▸ Extracted data entries:
_ _ _ _ _

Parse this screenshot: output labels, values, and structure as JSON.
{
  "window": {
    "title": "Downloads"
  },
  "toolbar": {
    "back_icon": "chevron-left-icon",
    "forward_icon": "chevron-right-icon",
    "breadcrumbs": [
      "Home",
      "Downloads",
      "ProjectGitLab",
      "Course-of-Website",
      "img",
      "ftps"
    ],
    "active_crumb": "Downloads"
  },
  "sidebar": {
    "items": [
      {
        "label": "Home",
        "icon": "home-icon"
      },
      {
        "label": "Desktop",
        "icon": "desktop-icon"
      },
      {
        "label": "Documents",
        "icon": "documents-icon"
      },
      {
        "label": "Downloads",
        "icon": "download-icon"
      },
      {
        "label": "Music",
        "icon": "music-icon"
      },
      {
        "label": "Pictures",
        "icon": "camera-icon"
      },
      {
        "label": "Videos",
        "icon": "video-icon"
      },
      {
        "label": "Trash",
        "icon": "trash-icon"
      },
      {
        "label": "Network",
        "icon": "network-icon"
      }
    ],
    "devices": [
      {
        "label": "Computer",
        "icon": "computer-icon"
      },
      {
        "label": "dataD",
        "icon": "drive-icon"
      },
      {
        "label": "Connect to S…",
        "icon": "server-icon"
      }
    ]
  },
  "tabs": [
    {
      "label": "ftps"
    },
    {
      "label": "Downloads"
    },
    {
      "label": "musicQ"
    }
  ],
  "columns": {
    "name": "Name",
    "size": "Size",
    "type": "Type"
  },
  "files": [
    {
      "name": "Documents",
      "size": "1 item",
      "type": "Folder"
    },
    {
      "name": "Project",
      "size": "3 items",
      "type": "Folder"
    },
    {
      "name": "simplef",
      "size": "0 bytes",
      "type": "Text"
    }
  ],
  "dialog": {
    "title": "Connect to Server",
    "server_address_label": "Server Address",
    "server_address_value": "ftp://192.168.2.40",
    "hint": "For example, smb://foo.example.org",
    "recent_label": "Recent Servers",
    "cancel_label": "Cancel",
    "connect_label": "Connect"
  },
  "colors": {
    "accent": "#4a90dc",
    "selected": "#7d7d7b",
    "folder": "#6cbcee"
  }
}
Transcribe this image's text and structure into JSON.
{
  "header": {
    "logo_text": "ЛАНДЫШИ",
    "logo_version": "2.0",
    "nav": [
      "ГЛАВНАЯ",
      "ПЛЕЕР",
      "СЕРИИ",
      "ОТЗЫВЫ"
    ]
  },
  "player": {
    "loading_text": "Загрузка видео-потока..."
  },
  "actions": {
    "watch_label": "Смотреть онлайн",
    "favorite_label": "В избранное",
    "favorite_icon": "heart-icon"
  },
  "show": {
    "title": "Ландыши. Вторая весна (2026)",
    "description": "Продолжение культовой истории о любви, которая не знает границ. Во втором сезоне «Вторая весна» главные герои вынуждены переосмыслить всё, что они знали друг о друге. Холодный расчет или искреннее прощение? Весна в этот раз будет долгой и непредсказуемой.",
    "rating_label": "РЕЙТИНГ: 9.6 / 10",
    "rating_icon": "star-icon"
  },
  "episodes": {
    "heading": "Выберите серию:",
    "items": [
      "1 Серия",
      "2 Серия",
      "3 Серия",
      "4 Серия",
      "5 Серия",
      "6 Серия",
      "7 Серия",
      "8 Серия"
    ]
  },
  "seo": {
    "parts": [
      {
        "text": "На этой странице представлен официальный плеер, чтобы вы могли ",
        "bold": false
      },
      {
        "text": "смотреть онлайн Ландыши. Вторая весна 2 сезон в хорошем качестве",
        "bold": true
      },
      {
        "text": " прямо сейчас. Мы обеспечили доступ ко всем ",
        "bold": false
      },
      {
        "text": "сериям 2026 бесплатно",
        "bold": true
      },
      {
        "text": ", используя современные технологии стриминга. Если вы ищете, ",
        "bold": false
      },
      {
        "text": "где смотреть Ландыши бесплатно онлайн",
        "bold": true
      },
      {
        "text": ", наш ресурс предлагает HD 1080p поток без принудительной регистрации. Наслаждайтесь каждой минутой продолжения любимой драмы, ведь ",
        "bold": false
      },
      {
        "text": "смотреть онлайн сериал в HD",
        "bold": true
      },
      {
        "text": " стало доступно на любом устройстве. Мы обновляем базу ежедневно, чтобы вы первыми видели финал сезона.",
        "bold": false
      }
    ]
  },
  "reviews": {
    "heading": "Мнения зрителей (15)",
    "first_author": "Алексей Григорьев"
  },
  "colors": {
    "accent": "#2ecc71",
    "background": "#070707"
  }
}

_ _ _ _ _

Locate each line with the word "онлайн" and copy it.

    "watch_label": "Смотреть онлайн",
        "text": "смотреть онлайн Ландыши. Вторая весна 2 сезон в хорошем качестве",
        "text": "где смотреть Ландыши бесплатно онлайн",
        "text": "смотреть онлайн сериал в HD",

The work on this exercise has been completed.